TASK TO COMPLETE: Restate the entries below word for word, omitting nothing.

----- TASK MATERIAL -----

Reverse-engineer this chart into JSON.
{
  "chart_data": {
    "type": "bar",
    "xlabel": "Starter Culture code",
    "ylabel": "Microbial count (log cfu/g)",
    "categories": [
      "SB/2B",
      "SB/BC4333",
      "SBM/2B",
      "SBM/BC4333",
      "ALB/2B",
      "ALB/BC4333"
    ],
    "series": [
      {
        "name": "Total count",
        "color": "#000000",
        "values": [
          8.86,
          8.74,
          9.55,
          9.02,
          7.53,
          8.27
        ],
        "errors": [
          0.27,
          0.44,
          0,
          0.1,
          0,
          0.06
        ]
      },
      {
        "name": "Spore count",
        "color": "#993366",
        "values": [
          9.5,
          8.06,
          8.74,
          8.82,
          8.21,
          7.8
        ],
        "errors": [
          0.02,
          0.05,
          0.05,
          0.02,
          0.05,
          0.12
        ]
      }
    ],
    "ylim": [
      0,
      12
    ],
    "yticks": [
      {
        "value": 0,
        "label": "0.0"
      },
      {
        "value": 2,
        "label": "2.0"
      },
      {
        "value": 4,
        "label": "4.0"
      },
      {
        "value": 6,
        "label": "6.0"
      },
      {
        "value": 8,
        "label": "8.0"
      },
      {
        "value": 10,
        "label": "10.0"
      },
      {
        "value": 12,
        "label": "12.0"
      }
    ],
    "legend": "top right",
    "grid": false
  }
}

-----

SOLVED PROBLEM:
Reverse-engineer this chart into JSON.
{
  "chart_data": {
    "type": "bar",
    "xlabel": "Starter Culture code",
    "ylabel": "Microbial count (log cfu/g)",
    "categories": [
      "SB/2B",
      "SB/BC4333",
      "SBM/2B",
      "SBM/BC4333",
      "ALB/2B",
      "ALB/BC4333"
    ],
    "series": [
      {
        "name": "Total count",
        "color": "#000000",
        "values": [
          8.86,
          8.74,
          9.55,
          9.02,
          7.53,
          8.27
        ],
        "errors": [
          0.27,
          0.44,
          0,
          0.1,
          0,
          0.06
        ]
      },
      {
        "name": "Spore count",
        "color": "#993366",
        "values": [
          9.5,
          8.06,
          8.74,
          8.82,
          8.21,
          7.8
        ],
        "errors": [
          0.02,
          0.05,
          0.05,
          0.02,
          0.05,
          0.12
        ]
      }
    ],
    "ylim": [
      0,
      12
    ],
    "yticks": [
      {
        "value": 0,
        "label": "0.0"
      },
      {
        "value": 2,
        "label": "2.0"
      },
      {
        "value": 4,
        "label": "4.0"
      },
      {
        "value": 6,
        "label": "6.0"
      },
      {
        "value": 8,
        "label": "8.0"
      },
      {
        "value": 10,
        "label": "10.0"
      },
      {
        "value": 12,
        "label": "12.0"
      }
    ],
    "legend": "top right",
    "grid": false
  }
}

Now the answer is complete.